**PROBLEM DETAILS**
Scan the following material for the string "JSON" and copy each line in which it appears.

**RECORD EXCERPTS**
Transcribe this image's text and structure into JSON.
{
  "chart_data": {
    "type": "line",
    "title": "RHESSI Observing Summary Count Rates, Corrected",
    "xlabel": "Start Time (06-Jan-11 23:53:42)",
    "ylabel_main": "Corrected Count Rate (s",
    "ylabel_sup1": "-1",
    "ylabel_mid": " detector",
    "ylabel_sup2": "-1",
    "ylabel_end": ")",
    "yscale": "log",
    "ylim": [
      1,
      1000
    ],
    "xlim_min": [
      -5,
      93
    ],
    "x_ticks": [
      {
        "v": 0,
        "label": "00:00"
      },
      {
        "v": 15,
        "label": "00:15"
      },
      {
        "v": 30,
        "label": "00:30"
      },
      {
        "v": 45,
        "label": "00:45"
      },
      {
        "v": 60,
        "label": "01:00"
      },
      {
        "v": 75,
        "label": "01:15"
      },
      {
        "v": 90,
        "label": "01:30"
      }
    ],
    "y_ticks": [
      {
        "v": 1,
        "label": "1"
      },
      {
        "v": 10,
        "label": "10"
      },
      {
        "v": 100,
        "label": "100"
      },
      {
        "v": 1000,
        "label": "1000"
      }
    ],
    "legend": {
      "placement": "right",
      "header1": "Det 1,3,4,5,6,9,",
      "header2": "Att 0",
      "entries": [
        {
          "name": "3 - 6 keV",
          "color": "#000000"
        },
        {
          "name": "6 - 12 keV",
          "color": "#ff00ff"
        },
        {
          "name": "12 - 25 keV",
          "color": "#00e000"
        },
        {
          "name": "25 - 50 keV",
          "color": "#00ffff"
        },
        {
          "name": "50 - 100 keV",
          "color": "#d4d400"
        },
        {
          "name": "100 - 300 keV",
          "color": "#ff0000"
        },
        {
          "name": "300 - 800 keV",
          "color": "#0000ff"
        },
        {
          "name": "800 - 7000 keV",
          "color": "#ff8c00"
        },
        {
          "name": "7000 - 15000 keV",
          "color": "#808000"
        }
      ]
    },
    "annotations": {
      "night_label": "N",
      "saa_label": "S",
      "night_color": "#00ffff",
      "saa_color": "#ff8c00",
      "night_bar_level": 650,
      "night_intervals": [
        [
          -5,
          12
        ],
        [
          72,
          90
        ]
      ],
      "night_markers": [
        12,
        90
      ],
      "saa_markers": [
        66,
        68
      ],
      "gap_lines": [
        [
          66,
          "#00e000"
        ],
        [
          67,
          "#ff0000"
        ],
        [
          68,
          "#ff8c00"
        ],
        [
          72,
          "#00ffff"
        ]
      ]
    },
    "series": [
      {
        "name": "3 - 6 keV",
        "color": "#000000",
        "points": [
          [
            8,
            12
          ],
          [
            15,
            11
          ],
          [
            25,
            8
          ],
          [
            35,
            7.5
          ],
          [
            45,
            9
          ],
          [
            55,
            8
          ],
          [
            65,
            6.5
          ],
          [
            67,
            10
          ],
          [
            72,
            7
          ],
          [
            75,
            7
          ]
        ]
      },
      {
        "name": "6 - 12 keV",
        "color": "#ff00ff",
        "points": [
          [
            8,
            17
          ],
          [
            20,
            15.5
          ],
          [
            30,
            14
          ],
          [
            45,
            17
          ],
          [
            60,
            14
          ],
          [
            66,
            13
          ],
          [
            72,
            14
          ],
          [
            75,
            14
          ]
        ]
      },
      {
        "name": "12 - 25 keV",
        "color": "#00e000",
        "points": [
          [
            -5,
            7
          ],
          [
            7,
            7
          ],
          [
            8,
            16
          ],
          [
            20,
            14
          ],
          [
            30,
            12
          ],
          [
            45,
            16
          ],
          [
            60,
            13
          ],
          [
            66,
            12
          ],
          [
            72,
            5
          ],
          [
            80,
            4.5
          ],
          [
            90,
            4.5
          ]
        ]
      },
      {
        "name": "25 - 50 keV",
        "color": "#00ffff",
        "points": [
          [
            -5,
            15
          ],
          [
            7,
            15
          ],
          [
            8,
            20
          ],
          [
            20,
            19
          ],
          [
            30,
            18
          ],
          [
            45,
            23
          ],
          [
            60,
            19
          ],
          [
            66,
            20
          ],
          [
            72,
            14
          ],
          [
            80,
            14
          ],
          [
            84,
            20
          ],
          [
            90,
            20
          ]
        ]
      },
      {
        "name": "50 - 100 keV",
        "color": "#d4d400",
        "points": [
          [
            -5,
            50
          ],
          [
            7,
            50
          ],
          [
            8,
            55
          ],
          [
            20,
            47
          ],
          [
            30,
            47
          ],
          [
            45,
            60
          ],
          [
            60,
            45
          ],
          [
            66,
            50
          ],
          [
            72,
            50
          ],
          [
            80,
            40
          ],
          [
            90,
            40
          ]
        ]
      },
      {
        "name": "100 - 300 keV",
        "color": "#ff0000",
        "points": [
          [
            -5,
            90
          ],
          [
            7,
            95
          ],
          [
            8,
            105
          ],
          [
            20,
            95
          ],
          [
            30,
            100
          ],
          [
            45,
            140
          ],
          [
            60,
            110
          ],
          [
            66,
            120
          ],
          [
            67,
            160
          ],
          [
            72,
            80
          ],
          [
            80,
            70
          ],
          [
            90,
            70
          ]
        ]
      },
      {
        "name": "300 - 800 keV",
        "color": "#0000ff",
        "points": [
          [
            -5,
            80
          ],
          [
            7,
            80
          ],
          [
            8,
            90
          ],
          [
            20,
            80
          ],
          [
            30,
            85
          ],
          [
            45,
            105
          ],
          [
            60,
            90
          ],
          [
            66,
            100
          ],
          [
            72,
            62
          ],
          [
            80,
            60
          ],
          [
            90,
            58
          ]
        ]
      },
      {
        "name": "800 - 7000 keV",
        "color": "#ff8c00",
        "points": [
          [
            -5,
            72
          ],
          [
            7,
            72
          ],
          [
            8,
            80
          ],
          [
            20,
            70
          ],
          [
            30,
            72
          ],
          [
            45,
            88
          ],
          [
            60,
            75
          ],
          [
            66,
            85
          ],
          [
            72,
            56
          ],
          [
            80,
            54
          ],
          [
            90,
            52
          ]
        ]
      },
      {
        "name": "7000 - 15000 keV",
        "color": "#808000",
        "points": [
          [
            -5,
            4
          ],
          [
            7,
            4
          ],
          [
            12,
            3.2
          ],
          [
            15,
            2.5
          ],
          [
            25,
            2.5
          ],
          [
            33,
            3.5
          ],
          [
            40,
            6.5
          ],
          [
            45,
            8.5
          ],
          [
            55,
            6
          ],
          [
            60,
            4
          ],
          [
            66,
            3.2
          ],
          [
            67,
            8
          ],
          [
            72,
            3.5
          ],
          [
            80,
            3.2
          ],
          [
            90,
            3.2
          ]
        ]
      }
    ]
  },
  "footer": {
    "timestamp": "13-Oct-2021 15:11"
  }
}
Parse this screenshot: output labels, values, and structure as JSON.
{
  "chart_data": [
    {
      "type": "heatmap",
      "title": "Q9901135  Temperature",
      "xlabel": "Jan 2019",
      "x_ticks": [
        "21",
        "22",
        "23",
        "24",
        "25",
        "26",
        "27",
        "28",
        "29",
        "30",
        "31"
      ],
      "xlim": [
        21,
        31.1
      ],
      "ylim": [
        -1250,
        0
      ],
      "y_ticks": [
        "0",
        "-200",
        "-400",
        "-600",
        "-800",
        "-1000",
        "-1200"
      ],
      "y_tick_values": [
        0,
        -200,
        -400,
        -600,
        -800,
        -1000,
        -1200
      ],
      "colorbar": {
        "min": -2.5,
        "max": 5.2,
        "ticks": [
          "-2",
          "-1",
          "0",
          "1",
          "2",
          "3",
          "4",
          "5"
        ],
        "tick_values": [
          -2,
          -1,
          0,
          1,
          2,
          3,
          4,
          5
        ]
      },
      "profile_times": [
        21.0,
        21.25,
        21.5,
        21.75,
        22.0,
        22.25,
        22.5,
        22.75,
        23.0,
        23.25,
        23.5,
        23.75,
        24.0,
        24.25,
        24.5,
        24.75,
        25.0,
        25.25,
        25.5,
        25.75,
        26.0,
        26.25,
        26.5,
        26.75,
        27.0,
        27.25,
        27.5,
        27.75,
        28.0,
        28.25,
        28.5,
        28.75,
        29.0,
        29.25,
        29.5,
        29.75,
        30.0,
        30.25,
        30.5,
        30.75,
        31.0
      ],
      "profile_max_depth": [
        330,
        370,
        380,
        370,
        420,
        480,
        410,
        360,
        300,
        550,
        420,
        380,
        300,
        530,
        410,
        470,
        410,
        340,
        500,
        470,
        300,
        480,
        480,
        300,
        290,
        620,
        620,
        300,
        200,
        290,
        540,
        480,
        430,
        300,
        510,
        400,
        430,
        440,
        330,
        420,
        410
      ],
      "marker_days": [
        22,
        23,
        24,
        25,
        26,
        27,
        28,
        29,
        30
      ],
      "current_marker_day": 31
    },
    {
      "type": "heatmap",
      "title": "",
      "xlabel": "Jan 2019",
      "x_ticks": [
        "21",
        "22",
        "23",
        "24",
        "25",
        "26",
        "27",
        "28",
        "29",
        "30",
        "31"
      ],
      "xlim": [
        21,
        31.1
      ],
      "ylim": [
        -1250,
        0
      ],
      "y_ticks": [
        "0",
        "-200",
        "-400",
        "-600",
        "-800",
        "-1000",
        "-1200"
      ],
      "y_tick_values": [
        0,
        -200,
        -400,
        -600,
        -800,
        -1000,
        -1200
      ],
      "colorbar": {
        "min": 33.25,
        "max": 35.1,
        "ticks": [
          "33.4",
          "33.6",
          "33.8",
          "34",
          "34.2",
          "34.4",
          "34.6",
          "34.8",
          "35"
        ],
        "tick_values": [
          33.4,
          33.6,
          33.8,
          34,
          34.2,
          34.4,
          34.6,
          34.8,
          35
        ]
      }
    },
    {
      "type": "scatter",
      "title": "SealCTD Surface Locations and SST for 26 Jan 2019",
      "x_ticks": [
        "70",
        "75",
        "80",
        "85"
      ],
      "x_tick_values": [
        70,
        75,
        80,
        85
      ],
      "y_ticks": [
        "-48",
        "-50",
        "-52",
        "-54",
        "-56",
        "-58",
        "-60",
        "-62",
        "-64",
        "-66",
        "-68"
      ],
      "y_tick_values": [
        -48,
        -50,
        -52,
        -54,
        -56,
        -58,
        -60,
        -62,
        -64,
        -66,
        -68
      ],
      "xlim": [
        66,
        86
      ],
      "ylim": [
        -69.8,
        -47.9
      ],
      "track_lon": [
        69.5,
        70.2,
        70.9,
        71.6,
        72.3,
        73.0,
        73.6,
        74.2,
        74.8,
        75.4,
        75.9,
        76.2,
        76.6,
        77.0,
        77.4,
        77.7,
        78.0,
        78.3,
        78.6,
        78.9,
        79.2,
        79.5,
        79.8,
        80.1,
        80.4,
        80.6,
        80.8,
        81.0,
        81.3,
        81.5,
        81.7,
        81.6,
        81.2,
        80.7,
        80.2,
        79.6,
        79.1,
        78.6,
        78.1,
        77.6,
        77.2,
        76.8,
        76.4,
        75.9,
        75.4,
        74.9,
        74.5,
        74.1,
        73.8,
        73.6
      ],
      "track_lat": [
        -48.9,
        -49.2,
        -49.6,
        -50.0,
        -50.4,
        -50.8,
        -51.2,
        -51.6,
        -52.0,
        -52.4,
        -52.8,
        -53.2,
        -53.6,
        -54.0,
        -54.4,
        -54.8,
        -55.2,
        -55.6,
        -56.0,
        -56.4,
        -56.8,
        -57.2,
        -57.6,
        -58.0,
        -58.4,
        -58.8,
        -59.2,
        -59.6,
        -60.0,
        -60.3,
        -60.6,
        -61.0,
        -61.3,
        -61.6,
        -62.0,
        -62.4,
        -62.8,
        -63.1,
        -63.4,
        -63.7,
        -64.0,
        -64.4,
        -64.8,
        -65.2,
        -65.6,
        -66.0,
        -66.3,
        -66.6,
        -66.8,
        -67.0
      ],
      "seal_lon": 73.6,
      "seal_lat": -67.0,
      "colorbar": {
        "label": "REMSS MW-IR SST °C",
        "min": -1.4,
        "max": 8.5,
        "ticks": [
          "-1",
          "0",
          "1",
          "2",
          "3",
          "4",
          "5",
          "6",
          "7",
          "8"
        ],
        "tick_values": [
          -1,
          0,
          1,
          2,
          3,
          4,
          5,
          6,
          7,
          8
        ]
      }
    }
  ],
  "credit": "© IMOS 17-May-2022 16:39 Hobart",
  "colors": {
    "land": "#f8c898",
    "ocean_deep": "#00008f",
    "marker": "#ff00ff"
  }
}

**COMPLETE OUTPUT**
Transcribe this image's text and structure into JSON.
Parse this screenshot: output labels, values, and structure as JSON.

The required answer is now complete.